[Collected data]
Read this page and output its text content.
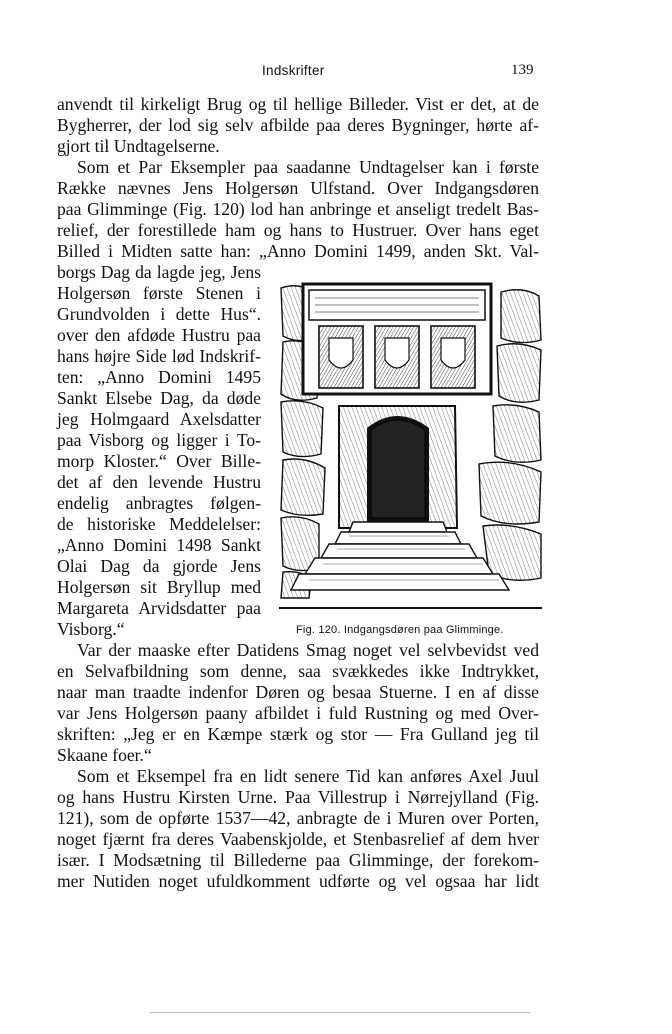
Indskrifter	139
anvendt til kirkeligt Brug og til hellige Billeder. Vist er det, at de
Bygherrer, der lod sig selv afbilde paa deres Bygninger, hørte af-
gjort til Undtagelserne.
Som et Par Eksempler paa saadanne Undtagelser kan i første
Række nævnes Jens Holgersøn Ulfstand. Over Indgangsdøren
paa Glimminge (Fig. 120) lod han anbringe et anseligt tredelt Bas-
relief, der forestillede ham og hans to Hustruer. Over hans eget
Billed i Midten satte han: „Anno Domini 1499, anden Skt. Val-
borgs Dag da lagde jeg, Jens
Holgersøn første Stenen i
Grundvolden i dette Hus“.
over den afdøde Hustru paa
hans højre Side lød Indskrif-
ten: „Anno Domini 1495
Sankt Elsebe Dag, da døde
jeg Holmgaard Axelsdatter
paa Visborg og ligger i To-
morp Kloster.“ Over Bille-
det af den levende Hustru
endelig anbragtes følgen-
de historiske Meddelelser:
„Anno Domini 1498 Sankt
Olai Dag da gjorde Jens
Holgersøn sit Bryllup med
Margareta Arvidsdatter paa
Visborg.“
Var der maaske efter Datidens Smag noget vel selvbevidst ved
en Selvafbildning som denne, saa svækkedes ikke Indtrykket,
naar man traadte indenfor Døren og besaa Stuerne. I en af disse
var Jens Holgersøn paany afbildet i fuld Rustning og med Over-
skriften: „Jeg er en Kæmpe stærk og stor — Fra Gulland jeg til
Skaane foer.“
Som et Eksempel fra en lidt senere Tid kan anføres Axel Juul
og hans Hustru Kirsten Urne. Paa Villestrup i Nørrejylland (Fig.
121), som de opførte 1537—42, anbragte de i Muren over Porten,
noget fjærnt fra deres Vaabenskjolde, et Stenbasrelief af dem hver
især. I Modsætning til Billederne paa Glimminge, der forekom-
mer Nutiden noget ufuldkomment udførte og vel ogsaa har lidt
Fig. 120. Indgangsdøren paa Glimminge.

## Short exercise
Set down all the data again exactly as above, pictures excluded.

## Written response
Read this page and output its text content.
Indskrifter	139
anvendt til kirkeligt Brug og til hellige Billeder. Vist er det, at de
Bygherrer, der lod sig selv afbilde paa deres Bygninger, hørte af-
gjort til Undtagelserne.
Som et Par Eksempler paa saadanne Undtagelser kan i første
Række nævnes Jens Holgersøn Ulfstand. Over Indgangsdøren
paa Glimminge (Fig. 120) lod han anbringe et anseligt tredelt Bas-
relief, der forestillede ham og hans to Hustruer. Over hans eget
Billed i Midten satte han: „Anno Domini 1499, anden Skt. Val-
borgs Dag da lagde jeg, Jens
Holgersøn første Stenen i
Grundvolden i dette Hus“.
over den afdøde Hustru paa
hans højre Side lød Indskrif-
ten: „Anno Domini 1495
Sankt Elsebe Dag, da døde
jeg Holmgaard Axelsdatter
paa Visborg og ligger i To-
morp Kloster.“ Over Bille-
det af den levende Hustru
endelig anbragtes følgen-
de historiske Meddelelser:
„Anno Domini 1498 Sankt
Olai Dag da gjorde Jens
Holgersøn sit Bryllup med
Margareta Arvidsdatter paa
Visborg.“
Var der maaske efter Datidens Smag noget vel selvbevidst ved
en Selvafbildning som denne, saa svækkedes ikke Indtrykket,
naar man traadte indenfor Døren og besaa Stuerne. I en af disse
var Jens Holgersøn paany afbildet i fuld Rustning og med Over-
skriften: „Jeg er en Kæmpe stærk og stor — Fra Gulland jeg til
Skaane foer.“
Som et Eksempel fra en lidt senere Tid kan anføres Axel Juul
og hans Hustru Kirsten Urne. Paa Villestrup i Nørrejylland (Fig.
121), som de opførte 1537—42, anbragte de i Muren over Porten,
noget fjærnt fra deres Vaabenskjolde, et Stenbasrelief af dem hver
især. I Modsætning til Billederne paa Glimminge, der forekom-
mer Nutiden noget ufuldkomment udførte og vel ogsaa har lidt
Fig. 120. Indgangsdøren paa Glimminge.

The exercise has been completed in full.